▶ **RECORDS FOR THE EXERCISE**
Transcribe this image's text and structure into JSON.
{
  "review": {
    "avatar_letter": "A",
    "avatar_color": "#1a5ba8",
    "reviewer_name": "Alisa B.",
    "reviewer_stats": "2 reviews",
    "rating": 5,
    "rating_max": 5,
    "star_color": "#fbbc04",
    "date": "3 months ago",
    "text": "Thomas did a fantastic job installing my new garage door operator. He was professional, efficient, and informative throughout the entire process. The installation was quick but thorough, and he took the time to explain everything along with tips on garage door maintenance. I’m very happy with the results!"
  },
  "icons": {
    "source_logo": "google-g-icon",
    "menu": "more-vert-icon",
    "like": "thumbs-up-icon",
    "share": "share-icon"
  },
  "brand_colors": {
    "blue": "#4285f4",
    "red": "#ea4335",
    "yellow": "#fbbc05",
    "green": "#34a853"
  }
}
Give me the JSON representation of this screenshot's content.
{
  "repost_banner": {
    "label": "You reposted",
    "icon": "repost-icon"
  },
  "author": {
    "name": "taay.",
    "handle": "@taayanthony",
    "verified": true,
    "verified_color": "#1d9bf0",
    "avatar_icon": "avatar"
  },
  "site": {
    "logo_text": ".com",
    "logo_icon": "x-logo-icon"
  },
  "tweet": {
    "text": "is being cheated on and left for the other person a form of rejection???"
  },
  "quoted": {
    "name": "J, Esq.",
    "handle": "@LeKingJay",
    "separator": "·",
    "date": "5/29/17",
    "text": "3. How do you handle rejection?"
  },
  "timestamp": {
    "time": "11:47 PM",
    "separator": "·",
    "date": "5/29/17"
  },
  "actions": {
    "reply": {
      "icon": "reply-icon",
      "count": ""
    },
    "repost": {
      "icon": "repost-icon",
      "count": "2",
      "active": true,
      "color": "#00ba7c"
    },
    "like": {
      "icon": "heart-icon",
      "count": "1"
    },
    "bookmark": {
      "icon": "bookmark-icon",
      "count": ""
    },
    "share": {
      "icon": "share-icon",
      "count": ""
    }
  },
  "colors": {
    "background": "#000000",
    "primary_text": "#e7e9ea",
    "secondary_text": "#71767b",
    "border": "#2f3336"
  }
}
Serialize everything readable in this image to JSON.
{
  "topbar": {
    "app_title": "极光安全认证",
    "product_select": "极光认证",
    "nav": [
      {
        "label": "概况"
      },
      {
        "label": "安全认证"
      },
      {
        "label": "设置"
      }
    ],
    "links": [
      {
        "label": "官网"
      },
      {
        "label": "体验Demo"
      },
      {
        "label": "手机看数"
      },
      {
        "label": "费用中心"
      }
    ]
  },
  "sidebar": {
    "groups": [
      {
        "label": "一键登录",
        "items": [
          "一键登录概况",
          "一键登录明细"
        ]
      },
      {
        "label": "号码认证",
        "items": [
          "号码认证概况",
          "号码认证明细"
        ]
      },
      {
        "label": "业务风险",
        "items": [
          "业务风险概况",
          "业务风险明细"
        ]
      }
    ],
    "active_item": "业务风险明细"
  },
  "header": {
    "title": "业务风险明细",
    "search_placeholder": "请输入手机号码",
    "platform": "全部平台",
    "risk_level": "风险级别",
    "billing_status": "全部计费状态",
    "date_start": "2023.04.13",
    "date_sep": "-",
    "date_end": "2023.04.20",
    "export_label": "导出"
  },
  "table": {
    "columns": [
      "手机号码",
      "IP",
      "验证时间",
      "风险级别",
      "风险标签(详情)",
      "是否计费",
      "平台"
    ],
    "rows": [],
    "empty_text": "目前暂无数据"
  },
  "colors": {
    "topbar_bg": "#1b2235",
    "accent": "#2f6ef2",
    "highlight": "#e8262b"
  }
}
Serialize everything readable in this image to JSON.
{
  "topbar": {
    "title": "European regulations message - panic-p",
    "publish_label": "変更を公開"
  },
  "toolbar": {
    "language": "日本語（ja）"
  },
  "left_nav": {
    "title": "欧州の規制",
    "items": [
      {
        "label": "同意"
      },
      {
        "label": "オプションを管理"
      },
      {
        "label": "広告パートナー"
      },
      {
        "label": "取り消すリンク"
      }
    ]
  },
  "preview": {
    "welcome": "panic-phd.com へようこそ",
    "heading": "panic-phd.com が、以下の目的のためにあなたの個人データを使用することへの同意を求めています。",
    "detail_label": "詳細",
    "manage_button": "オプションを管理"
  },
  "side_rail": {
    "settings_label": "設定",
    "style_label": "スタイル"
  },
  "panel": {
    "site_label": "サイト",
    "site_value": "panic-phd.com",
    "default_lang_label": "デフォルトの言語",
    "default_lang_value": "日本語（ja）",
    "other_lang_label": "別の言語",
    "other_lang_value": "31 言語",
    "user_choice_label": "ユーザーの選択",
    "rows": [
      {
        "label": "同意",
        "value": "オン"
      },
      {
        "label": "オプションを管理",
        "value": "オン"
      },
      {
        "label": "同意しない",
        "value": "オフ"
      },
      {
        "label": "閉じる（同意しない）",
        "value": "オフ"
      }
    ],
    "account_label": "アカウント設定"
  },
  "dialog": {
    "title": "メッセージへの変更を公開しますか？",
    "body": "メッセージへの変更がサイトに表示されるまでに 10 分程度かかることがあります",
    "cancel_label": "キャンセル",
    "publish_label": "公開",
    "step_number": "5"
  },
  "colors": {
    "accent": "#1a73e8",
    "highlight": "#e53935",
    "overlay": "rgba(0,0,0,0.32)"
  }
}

▶ **TASK INSTRUCTIONS**
Copy each entry exactly, with nothing added or dropped.

▶ **OUTPUT FOR THIS EXERCISE**
Transcribe this image's text and structure into JSON.
{
  "review": {
    "avatar_letter": "A",
    "avatar_color": "#1a5ba8",
    "reviewer_name": "Alisa B.",
    "reviewer_stats": "2 reviews",
    "rating": 5,
    "rating_max": 5,
    "star_color": "#fbbc04",
    "date": "3 months ago",
    "text": "Thomas did a fantastic job installing my new garage door operator. He was professional, efficient, and informative throughout the entire process. The installation was quick but thorough, and he took the time to explain everything along with tips on garage door maintenance. I’m very happy with the results!"
  },
  "icons": {
    "source_logo": "google-g-icon",
    "menu": "more-vert-icon",
    "like": "thumbs-up-icon",
    "share": "share-icon"
  },
  "brand_colors": {
    "blue": "#4285f4",
    "red": "#ea4335",
    "yellow": "#fbbc05",
    "green": "#34a853"
  }
}
Give me the JSON representation of this screenshot's content.
{
  "repost_banner": {
    "label": "You reposted",
    "icon": "repost-icon"
  },
  "author": {
    "name": "taay.",
    "handle": "@taayanthony",
    "verified": true,
    "verified_color": "#1d9bf0",
    "avatar_icon": "avatar"
  },
  "site": {
    "logo_text": ".com",
    "logo_icon": "x-logo-icon"
  },
  "tweet": {
    "text": "is being cheated on and left for the other person a form of rejection???"
  },
  "quoted": {
    "name": "J, Esq.",
    "handle": "@LeKingJay",
    "separator": "·",
    "date": "5/29/17",
    "text": "3. How do you handle rejection?"
  },
  "timestamp": {
    "time": "11:47 PM",
    "separator": "·",
    "date": "5/29/17"
  },
  "actions": {
    "reply": {
      "icon": "reply-icon",
      "count": ""
    },
    "repost": {
      "icon": "repost-icon",
      "count": "2",
      "active": true,
      "color": "#00ba7c"
    },
    "like": {
      "icon": "heart-icon",
      "count": "1"
    },
    "bookmark": {
      "icon": "bookmark-icon",
      "count": ""
    },
    "share": {
      "icon": "share-icon",
      "count": ""
    }
  },
  "colors": {
    "background": "#000000",
    "primary_text": "#e7e9ea",
    "secondary_text": "#71767b",
    "border": "#2f3336"
  }
}
Serialize everything readable in this image to JSON.
{
  "topbar": {
    "app_title": "极光安全认证",
    "product_select": "极光认证",
    "nav": [
      {
        "label": "概况"
      },
      {
        "label": "安全认证"
      },
      {
        "label": "设置"
      }
    ],
    "links": [
      {
        "label": "官网"
      },
      {
        "label": "体验Demo"
      },
      {
        "label": "手机看数"
      },
      {
        "label": "费用中心"
      }
    ]
  },
  "sidebar": {
    "groups": [
      {
        "label": "一键登录",
        "items": [
          "一键登录概况",
          "一键登录明细"
        ]
      },
      {
        "label": "号码认证",
        "items": [
          "号码认证概况",
          "号码认证明细"
        ]
      },
      {
        "label": "业务风险",
        "items": [
          "业务风险概况",
          "业务风险明细"
        ]
      }
    ],
    "active_item": "业务风险明细"
  },
  "header": {
    "title": "业务风险明细",
    "search_placeholder": "请输入手机号码",
    "platform": "全部平台",
    "risk_level": "风险级别",
    "billing_status": "全部计费状态",
    "date_start": "2023.04.13",
    "date_sep": "-",
    "date_end": "2023.04.20",
    "export_label": "导出"
  },
  "table": {
    "columns": [
      "手机号码",
      "IP",
      "验证时间",
      "风险级别",
      "风险标签(详情)",
      "是否计费",
      "平台"
    ],
    "rows": [],
    "empty_text": "目前暂无数据"
  },
  "colors": {
    "topbar_bg": "#1b2235",
    "accent": "#2f6ef2",
    "highlight": "#e8262b"
  }
}
Serialize everything readable in this image to JSON.
{
  "topbar": {
    "title": "European regulations message - panic-p",
    "publish_label": "変更を公開"
  },
  "toolbar": {
    "language": "日本語（ja）"
  },
  "left_nav": {
    "title": "欧州の規制",
    "items": [
      {
        "label": "同意"
      },
      {
        "label": "オプションを管理"
      },
      {
        "label": "広告パートナー"
      },
      {
        "label": "取り消すリンク"
      }
    ]
  },
  "preview": {
    "welcome": "panic-phd.com へようこそ",
    "heading": "panic-phd.com が、以下の目的のためにあなたの個人データを使用することへの同意を求めています。",
    "detail_label": "詳細",
    "manage_button": "オプションを管理"
  },
  "side_rail": {
    "settings_label": "設定",
    "style_label": "スタイル"
  },
  "panel": {
    "site_label": "サイト",
    "site_value": "panic-phd.com",
    "default_lang_label": "デフォルトの言語",
    "default_lang_value": "日本語（ja）",
    "other_lang_label": "別の言語",
    "other_lang_value": "31 言語",
    "user_choice_label": "ユーザーの選択",
    "rows": [
      {
        "label": "同意",
        "value": "オン"
      },
      {
        "label": "オプションを管理",
        "value": "オン"
      },
      {
        "label": "同意しない",
        "value": "オフ"
      },
      {
        "label": "閉じる（同意しない）",
        "value": "オフ"
      }
    ],
    "account_label": "アカウント設定"
  },
  "dialog": {
    "title": "メッセージへの変更を公開しますか？",
    "body": "メッセージへの変更がサイトに表示されるまでに 10 分程度かかることがあります",
    "cancel_label": "キャンセル",
    "publish_label": "公開",
    "step_number": "5"
  },
  "colors": {
    "accent": "#1a73e8",
    "highlight": "#e53935",
    "overlay": "rgba(0,0,0,0.32)"
  }
}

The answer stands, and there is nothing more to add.